- _Requirement_
Copy the lines below as they are; omit the images they contain.

- _Data for the task_
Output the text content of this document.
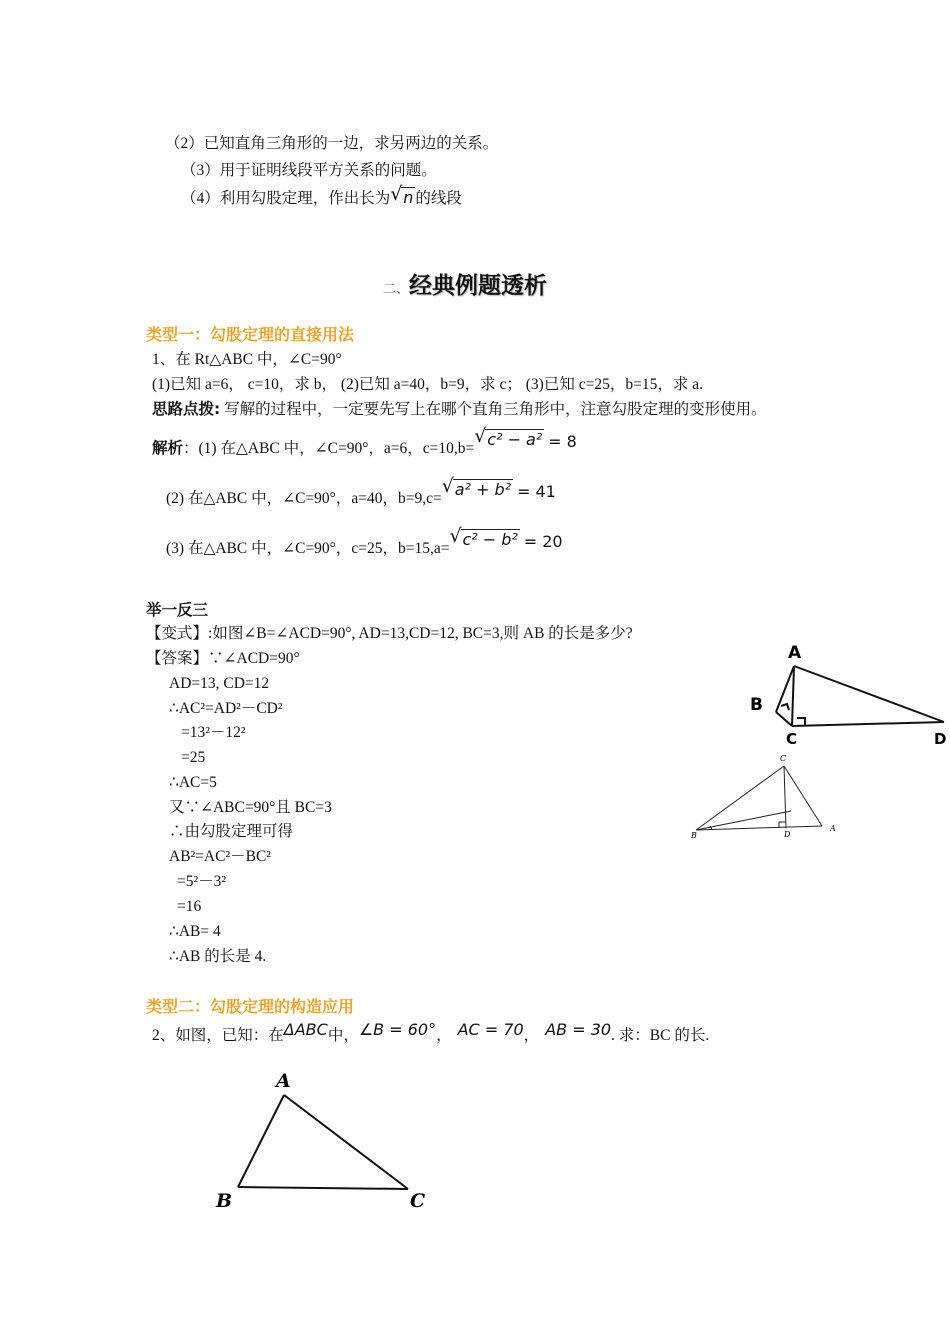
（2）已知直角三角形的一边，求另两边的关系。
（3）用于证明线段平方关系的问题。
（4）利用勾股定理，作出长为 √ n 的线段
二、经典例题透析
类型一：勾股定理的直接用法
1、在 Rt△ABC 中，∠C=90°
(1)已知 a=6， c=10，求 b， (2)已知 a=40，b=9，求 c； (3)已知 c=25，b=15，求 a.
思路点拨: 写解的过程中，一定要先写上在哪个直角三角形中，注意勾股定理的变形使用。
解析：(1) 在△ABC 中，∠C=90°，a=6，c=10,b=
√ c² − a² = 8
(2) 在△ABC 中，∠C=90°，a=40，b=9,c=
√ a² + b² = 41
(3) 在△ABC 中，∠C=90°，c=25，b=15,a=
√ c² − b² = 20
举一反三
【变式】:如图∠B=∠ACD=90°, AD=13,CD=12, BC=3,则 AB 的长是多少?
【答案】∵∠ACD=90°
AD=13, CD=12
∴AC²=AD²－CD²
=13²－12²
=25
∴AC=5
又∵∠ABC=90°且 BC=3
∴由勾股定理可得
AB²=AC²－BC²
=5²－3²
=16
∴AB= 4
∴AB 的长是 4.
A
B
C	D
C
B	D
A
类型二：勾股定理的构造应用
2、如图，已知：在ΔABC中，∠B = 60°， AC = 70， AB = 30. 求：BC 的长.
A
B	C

- _Solution for this task_
Output the text content of this document.
（2）已知直角三角形的一边，求另两边的关系。
（3）用于证明线段平方关系的问题。
（4）利用勾股定理，作出长为 √ n 的线段
二、经典例题透析
类型一：勾股定理的直接用法
1、在 Rt△ABC 中，∠C=90°
(1)已知 a=6， c=10，求 b， (2)已知 a=40，b=9，求 c； (3)已知 c=25，b=15，求 a.
思路点拨: 写解的过程中，一定要先写上在哪个直角三角形中，注意勾股定理的变形使用。
解析：(1) 在△ABC 中，∠C=90°，a=6，c=10,b=
√ c² − a² = 8
(2) 在△ABC 中，∠C=90°，a=40，b=9,c=
√ a² + b² = 41
(3) 在△ABC 中，∠C=90°，c=25，b=15,a=
√ c² − b² = 20
举一反三
【变式】:如图∠B=∠ACD=90°, AD=13,CD=12, BC=3,则 AB 的长是多少?
【答案】∵∠ACD=90°
AD=13, CD=12
∴AC²=AD²－CD²
=13²－12²
=25
∴AC=5
又∵∠ABC=90°且 BC=3
∴由勾股定理可得
AB²=AC²－BC²
=5²－3²
=16
∴AB= 4
∴AB 的长是 4.
A
B
C	D
C
B	D
A
类型二：勾股定理的构造应用
2、如图，已知：在ΔABC中，∠B = 60°， AC = 70， AB = 30. 求：BC 的长.
A
B	C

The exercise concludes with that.